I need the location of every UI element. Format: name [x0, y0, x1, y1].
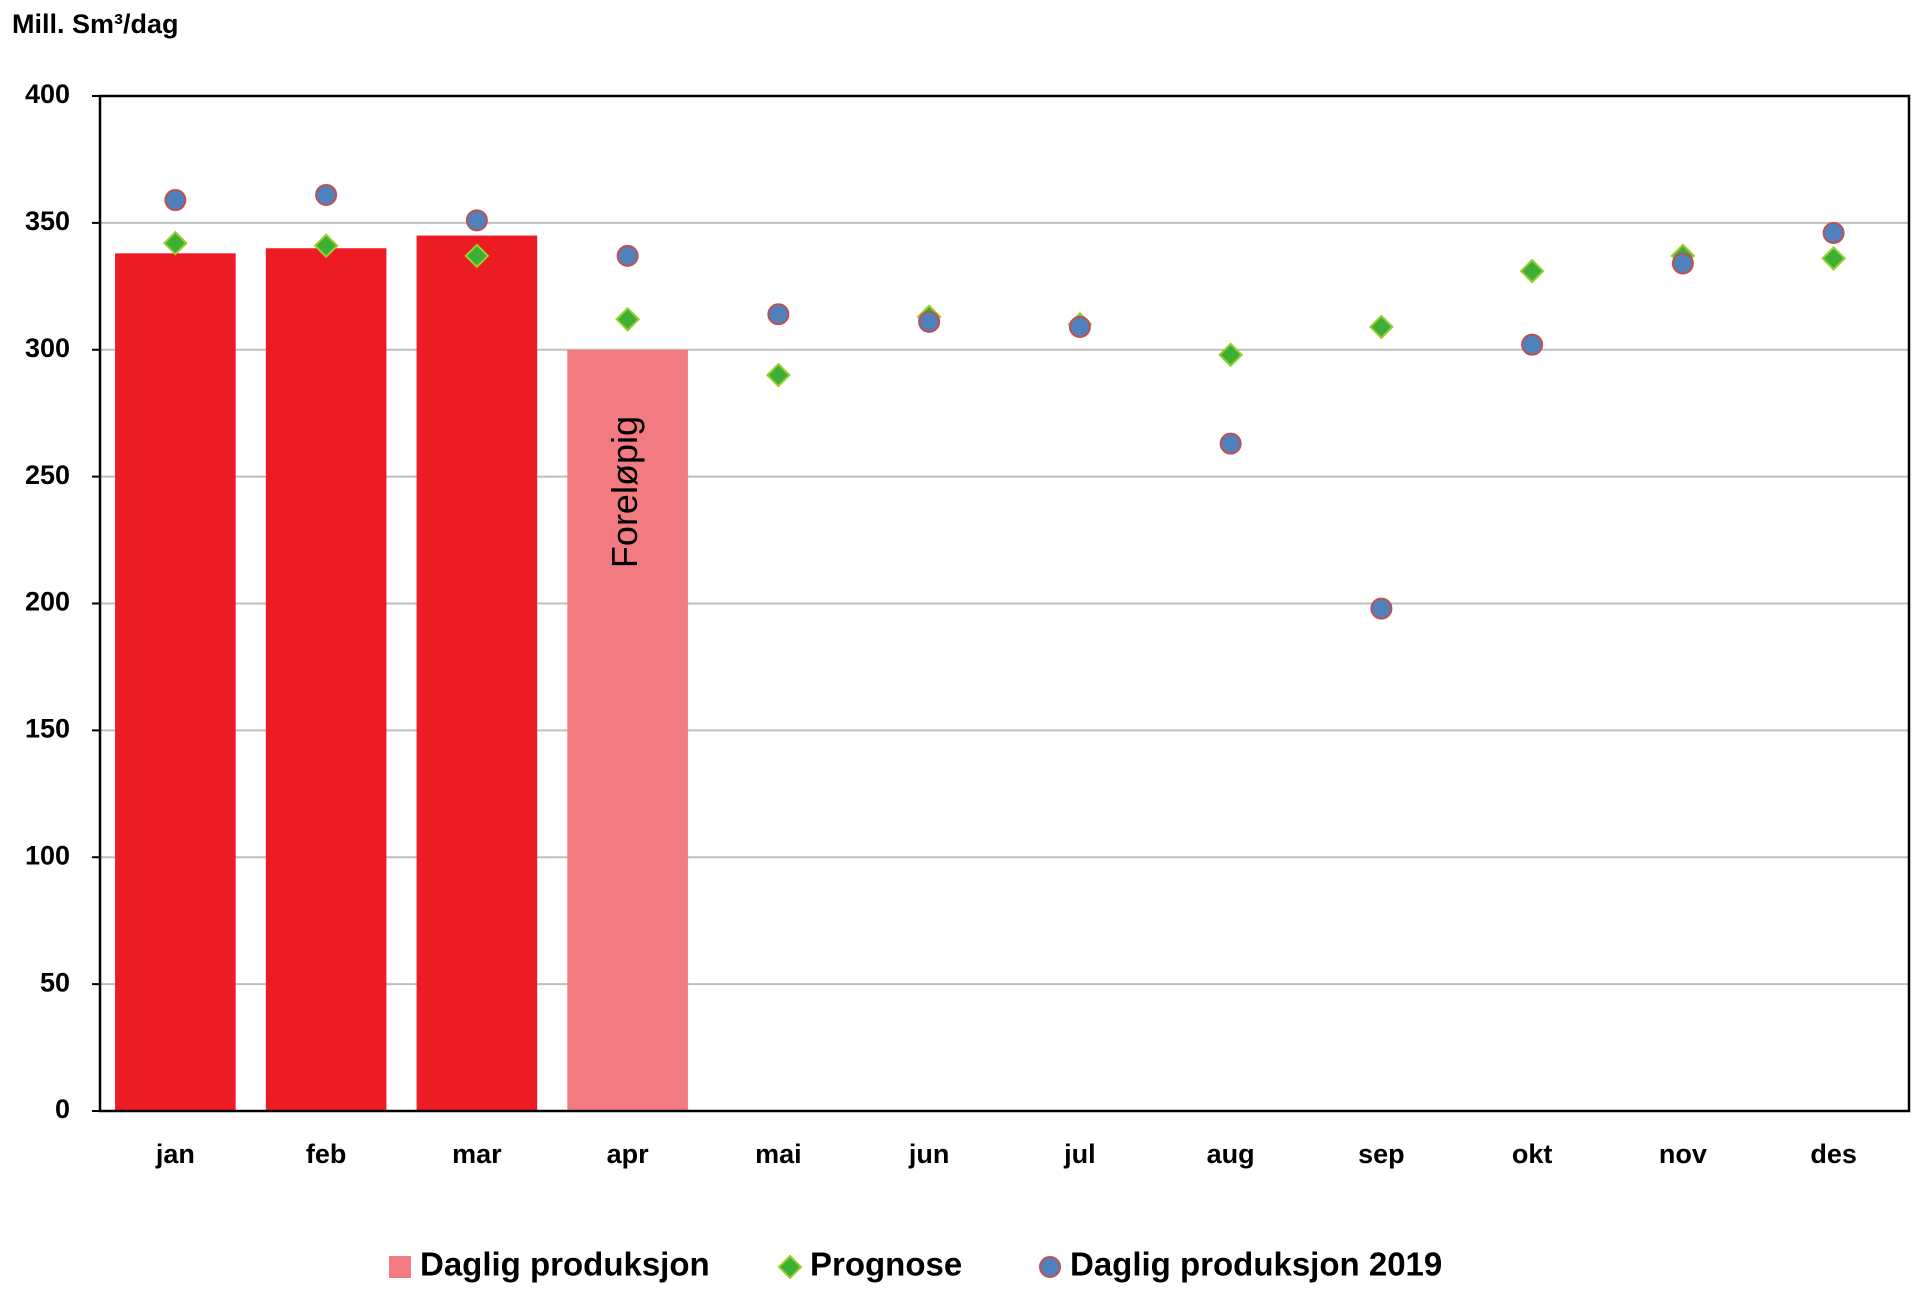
circle-marker [465, 209, 488, 232]
circle-marker [616, 244, 639, 267]
y-axis-label: Mill. Sm³/dag [12, 9, 179, 39]
legend-swatch [1039, 1256, 1061, 1278]
legend-swatch [777, 1254, 803, 1280]
diamond-marker [313, 233, 339, 259]
circle-marker [1068, 315, 1091, 338]
x-tick-label: apr [607, 1139, 650, 1169]
x-tick-label: jan [155, 1139, 195, 1169]
y-tick-label: 50 [40, 967, 70, 997]
circle-marker [1370, 597, 1393, 620]
y-tick-label: 150 [25, 714, 70, 744]
legend-swatch [389, 1256, 411, 1278]
y-tick-label: 200 [25, 587, 70, 617]
diamond-marker [1519, 258, 1545, 284]
y-tick-label: 100 [25, 840, 70, 870]
x-tick-label: jun [908, 1139, 950, 1169]
y-tick-label: 400 [25, 79, 70, 109]
x-tick-label: mai [755, 1139, 802, 1169]
legend-label: Daglig produksjon [420, 1246, 710, 1283]
x-tick-label: nov [1659, 1139, 1707, 1169]
bar [265, 248, 387, 1111]
annotation: Foreløpig [604, 416, 645, 568]
diamond-marker [1218, 342, 1244, 368]
legend-label: Daglig produksjon 2019 [1070, 1246, 1442, 1283]
diamond-marker [1821, 245, 1847, 271]
bar [567, 349, 688, 1111]
y-tick-label: 350 [25, 206, 70, 236]
bar [416, 235, 538, 1111]
y-tick-label: 300 [25, 333, 70, 363]
plot-frame [98, 94, 1911, 1113]
x-tick-label: aug [1207, 1139, 1255, 1169]
diamond-marker [615, 306, 641, 332]
x-tick-label: okt [1512, 1139, 1553, 1169]
diamond-marker [464, 243, 490, 269]
x-tick-label: mar [452, 1139, 502, 1169]
circle-marker [164, 189, 187, 212]
circle-marker [767, 303, 790, 326]
x-tick-label: des [1810, 1139, 1857, 1169]
y-tick-label: 250 [25, 460, 70, 490]
y-tick-label: 0 [55, 1094, 70, 1124]
circle-marker [1219, 432, 1242, 455]
circle-marker [1671, 252, 1694, 275]
circle-marker [1521, 333, 1544, 356]
legend-label: Prognose [810, 1246, 962, 1283]
diamond-marker [162, 230, 188, 256]
circle-marker [918, 310, 941, 333]
diamond-marker [1368, 314, 1394, 340]
circle-marker [1822, 222, 1845, 245]
x-tick-label: feb [306, 1139, 347, 1169]
x-tick-label: jul [1063, 1139, 1096, 1169]
diamond-marker [765, 362, 791, 388]
circle-marker [315, 183, 338, 206]
bar [115, 253, 236, 1111]
x-tick-label: sep [1358, 1139, 1405, 1169]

******

Problem
Can you rewrite the lines above as a numbered list, skipping any blank lines and leaving out the picture?

Solution for this task
1. I need the location of every UI element. Format: name [x0, y0, x1, y1].
2. circle-marker [465, 209, 488, 232]
3. circle-marker [616, 244, 639, 267]
4. y-axis-label: Mill. Sm³/dag [12, 9, 179, 39]
5. legend-swatch [1039, 1256, 1061, 1278]
6. legend-swatch [777, 1254, 803, 1280]
7. diamond-marker [313, 233, 339, 259]
8. circle-marker [1068, 315, 1091, 338]
9. x-tick-label: apr [607, 1139, 650, 1169]
10. x-tick-label: jan [155, 1139, 195, 1169]
11. y-tick-label: 50 [40, 967, 70, 997]
12. circle-marker [1370, 597, 1393, 620]
13. y-tick-label: 150 [25, 714, 70, 744]
14. legend-swatch [389, 1256, 411, 1278]
15. y-tick-label: 200 [25, 587, 70, 617]
16. diamond-marker [1519, 258, 1545, 284]
17. y-tick-label: 100 [25, 840, 70, 870]
18. x-tick-label: jun [908, 1139, 950, 1169]
19. y-tick-label: 400 [25, 79, 70, 109]
20. x-tick-label: mai [755, 1139, 802, 1169]
21. legend-label: Daglig produksjon [420, 1246, 710, 1283]
22. x-tick-label: nov [1659, 1139, 1707, 1169]
23. bar [265, 248, 387, 1111]
24. annotation: Foreløpig [604, 416, 645, 568]
25. diamond-marker [1218, 342, 1244, 368]
26. legend-label: Daglig produksjon 2019 [1070, 1246, 1442, 1283]
27. diamond-marker [1821, 245, 1847, 271]
28. bar [567, 349, 688, 1111]
29. y-tick-label: 350 [25, 206, 70, 236]
30. bar [416, 235, 538, 1111]
31. y-tick-label: 300 [25, 333, 70, 363]
32. plot-frame [98, 94, 1911, 1113]
33. x-tick-label: aug [1207, 1139, 1255, 1169]
34. diamond-marker [615, 306, 641, 332]
35. x-tick-label: okt [1512, 1139, 1553, 1169]
36. diamond-marker [464, 243, 490, 269]
37. x-tick-label: mar [452, 1139, 502, 1169]
38. circle-marker [164, 189, 187, 212]
39. circle-marker [767, 303, 790, 326]
40. x-tick-label: des [1810, 1139, 1857, 1169]
41. y-tick-label: 250 [25, 460, 70, 490]
42. y-tick-label: 0 [55, 1094, 70, 1124]
43. circle-marker [1219, 432, 1242, 455]
44. circle-marker [1671, 252, 1694, 275]
45. circle-marker [1521, 333, 1544, 356]
46. legend-label: Prognose [810, 1246, 962, 1283]
47. diamond-marker [162, 230, 188, 256]
48. circle-marker [918, 310, 941, 333]
49. diamond-marker [1368, 314, 1394, 340]
50. circle-marker [1822, 222, 1845, 245]
51. x-tick-label: feb [306, 1139, 347, 1169]
52. x-tick-label: jul [1063, 1139, 1096, 1169]
53. diamond-marker [765, 362, 791, 388]
54. circle-marker [315, 183, 338, 206]
55. bar [115, 253, 236, 1111]
56. x-tick-label: sep [1358, 1139, 1405, 1169]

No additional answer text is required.